[Rows from a dataset]

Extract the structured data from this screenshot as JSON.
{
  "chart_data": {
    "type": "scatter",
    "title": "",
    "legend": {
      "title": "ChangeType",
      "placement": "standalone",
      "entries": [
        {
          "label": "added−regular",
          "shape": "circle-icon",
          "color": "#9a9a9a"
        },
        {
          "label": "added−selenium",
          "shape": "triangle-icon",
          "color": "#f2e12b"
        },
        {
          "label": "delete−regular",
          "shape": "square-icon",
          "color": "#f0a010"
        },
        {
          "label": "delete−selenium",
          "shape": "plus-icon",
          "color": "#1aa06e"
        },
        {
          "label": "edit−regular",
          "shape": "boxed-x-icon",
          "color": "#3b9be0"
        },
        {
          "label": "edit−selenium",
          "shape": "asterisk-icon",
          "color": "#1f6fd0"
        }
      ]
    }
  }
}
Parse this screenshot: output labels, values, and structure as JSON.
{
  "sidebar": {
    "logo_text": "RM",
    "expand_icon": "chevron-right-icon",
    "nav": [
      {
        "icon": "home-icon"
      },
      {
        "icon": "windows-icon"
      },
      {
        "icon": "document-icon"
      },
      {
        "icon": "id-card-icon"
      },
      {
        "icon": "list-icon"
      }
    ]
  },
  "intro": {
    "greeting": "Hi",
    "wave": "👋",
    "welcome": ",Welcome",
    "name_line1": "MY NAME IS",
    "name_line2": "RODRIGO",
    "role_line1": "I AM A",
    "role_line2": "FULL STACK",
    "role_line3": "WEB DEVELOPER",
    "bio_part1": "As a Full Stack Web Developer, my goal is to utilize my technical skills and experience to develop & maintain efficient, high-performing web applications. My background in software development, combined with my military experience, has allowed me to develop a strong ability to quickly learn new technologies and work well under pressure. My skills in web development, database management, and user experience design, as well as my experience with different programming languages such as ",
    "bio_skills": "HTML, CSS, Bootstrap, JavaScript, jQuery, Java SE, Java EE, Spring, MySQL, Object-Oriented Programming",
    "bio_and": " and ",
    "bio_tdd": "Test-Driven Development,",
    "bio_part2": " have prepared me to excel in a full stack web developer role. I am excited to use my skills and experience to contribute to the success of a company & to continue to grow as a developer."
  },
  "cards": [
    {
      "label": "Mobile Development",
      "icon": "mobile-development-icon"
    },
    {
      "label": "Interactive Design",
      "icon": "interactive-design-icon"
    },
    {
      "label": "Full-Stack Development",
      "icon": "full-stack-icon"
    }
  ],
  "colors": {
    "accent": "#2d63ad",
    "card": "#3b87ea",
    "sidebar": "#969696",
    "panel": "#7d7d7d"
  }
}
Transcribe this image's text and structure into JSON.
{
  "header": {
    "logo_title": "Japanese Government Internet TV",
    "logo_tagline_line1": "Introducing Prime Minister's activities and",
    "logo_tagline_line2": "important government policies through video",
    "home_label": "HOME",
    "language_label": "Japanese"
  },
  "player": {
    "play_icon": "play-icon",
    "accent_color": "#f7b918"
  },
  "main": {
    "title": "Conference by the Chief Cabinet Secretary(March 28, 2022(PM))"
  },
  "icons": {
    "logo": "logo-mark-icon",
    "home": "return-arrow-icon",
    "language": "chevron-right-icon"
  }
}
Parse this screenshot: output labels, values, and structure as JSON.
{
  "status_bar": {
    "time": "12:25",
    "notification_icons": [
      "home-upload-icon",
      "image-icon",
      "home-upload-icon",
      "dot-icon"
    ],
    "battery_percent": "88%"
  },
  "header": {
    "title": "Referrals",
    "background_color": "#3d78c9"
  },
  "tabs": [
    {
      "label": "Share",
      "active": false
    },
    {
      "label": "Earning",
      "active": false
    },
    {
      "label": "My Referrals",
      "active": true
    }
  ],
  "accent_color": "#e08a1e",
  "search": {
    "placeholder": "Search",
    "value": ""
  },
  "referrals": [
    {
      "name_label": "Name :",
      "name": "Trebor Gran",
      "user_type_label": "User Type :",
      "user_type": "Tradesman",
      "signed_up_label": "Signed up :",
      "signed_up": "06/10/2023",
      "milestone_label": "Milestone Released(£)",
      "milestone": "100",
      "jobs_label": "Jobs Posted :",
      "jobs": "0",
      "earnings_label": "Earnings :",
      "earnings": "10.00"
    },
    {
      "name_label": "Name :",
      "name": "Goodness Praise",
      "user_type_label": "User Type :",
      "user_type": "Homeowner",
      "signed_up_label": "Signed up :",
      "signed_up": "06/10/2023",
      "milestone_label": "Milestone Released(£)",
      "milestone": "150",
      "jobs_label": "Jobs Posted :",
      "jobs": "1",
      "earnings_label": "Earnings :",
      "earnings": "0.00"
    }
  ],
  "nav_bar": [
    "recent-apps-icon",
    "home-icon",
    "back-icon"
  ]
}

» **Written instruction**
Write the data out again in full and exactly.

» **Solution**
Extract the structured data from this screenshot as JSON.
{
  "chart_data": {
    "type": "scatter",
    "title": "",
    "legend": {
      "title": "ChangeType",
      "placement": "standalone",
      "entries": [
        {
          "label": "added−regular",
          "shape": "circle-icon",
          "color": "#9a9a9a"
        },
        {
          "label": "added−selenium",
          "shape": "triangle-icon",
          "color": "#f2e12b"
        },
        {
          "label": "delete−regular",
          "shape": "square-icon",
          "color": "#f0a010"
        },
        {
          "label": "delete−selenium",
          "shape": "plus-icon",
          "color": "#1aa06e"
        },
        {
          "label": "edit−regular",
          "shape": "boxed-x-icon",
          "color": "#3b9be0"
        },
        {
          "label": "edit−selenium",
          "shape": "asterisk-icon",
          "color": "#1f6fd0"
        }
      ]
    }
  }
}
Parse this screenshot: output labels, values, and structure as JSON.
{
  "sidebar": {
    "logo_text": "RM",
    "expand_icon": "chevron-right-icon",
    "nav": [
      {
        "icon": "home-icon"
      },
      {
        "icon": "windows-icon"
      },
      {
        "icon": "document-icon"
      },
      {
        "icon": "id-card-icon"
      },
      {
        "icon": "list-icon"
      }
    ]
  },
  "intro": {
    "greeting": "Hi",
    "wave": "👋",
    "welcome": ",Welcome",
    "name_line1": "MY NAME IS",
    "name_line2": "RODRIGO",
    "role_line1": "I AM A",
    "role_line2": "FULL STACK",
    "role_line3": "WEB DEVELOPER",
    "bio_part1": "As a Full Stack Web Developer, my goal is to utilize my technical skills and experience to develop & maintain efficient, high-performing web applications. My background in software development, combined with my military experience, has allowed me to develop a strong ability to quickly learn new technologies and work well under pressure. My skills in web development, database management, and user experience design, as well as my experience with different programming languages such as ",
    "bio_skills": "HTML, CSS, Bootstrap, JavaScript, jQuery, Java SE, Java EE, Spring, MySQL, Object-Oriented Programming",
    "bio_and": " and ",
    "bio_tdd": "Test-Driven Development,",
    "bio_part2": " have prepared me to excel in a full stack web developer role. I am excited to use my skills and experience to contribute to the success of a company & to continue to grow as a developer."
  },
  "cards": [
    {
      "label": "Mobile Development",
      "icon": "mobile-development-icon"
    },
    {
      "label": "Interactive Design",
      "icon": "interactive-design-icon"
    },
    {
      "label": "Full-Stack Development",
      "icon": "full-stack-icon"
    }
  ],
  "colors": {
    "accent": "#2d63ad",
    "card": "#3b87ea",
    "sidebar": "#969696",
    "panel": "#7d7d7d"
  }
}
Transcribe this image's text and structure into JSON.
{
  "header": {
    "logo_title": "Japanese Government Internet TV",
    "logo_tagline_line1": "Introducing Prime Minister's activities and",
    "logo_tagline_line2": "important government policies through video",
    "home_label": "HOME",
    "language_label": "Japanese"
  },
  "player": {
    "play_icon": "play-icon",
    "accent_color": "#f7b918"
  },
  "main": {
    "title": "Conference by the Chief Cabinet Secretary(March 28, 2022(PM))"
  },
  "icons": {
    "logo": "logo-mark-icon",
    "home": "return-arrow-icon",
    "language": "chevron-right-icon"
  }
}
Parse this screenshot: output labels, values, and structure as JSON.
{
  "status_bar": {
    "time": "12:25",
    "notification_icons": [
      "home-upload-icon",
      "image-icon",
      "home-upload-icon",
      "dot-icon"
    ],
    "battery_percent": "88%"
  },
  "header": {
    "title": "Referrals",
    "background_color": "#3d78c9"
  },
  "tabs": [
    {
      "label": "Share",
      "active": false
    },
    {
      "label": "Earning",
      "active": false
    },
    {
      "label": "My Referrals",
      "active": true
    }
  ],
  "accent_color": "#e08a1e",
  "search": {
    "placeholder": "Search",
    "value": ""
  },
  "referrals": [
    {
      "name_label": "Name :",
      "name": "Trebor Gran",
      "user_type_label": "User Type :",
      "user_type": "Tradesman",
      "signed_up_label": "Signed up :",
      "signed_up": "06/10/2023",
      "milestone_label": "Milestone Released(£)",
      "milestone": "100",
      "jobs_label": "Jobs Posted :",
      "jobs": "0",
      "earnings_label": "Earnings :",
      "earnings": "10.00"
    },
    {
      "name_label": "Name :",
      "name": "Goodness Praise",
      "user_type_label": "User Type :",
      "user_type": "Homeowner",
      "signed_up_label": "Signed up :",
      "signed_up": "06/10/2023",
      "milestone_label": "Milestone Released(£)",
      "milestone": "150",
      "jobs_label": "Jobs Posted :",
      "jobs": "1",
      "earnings_label": "Earnings :",
      "earnings": "0.00"
    }
  ],
  "nav_bar": [
    "recent-apps-icon",
    "home-icon",
    "back-icon"
  ]
}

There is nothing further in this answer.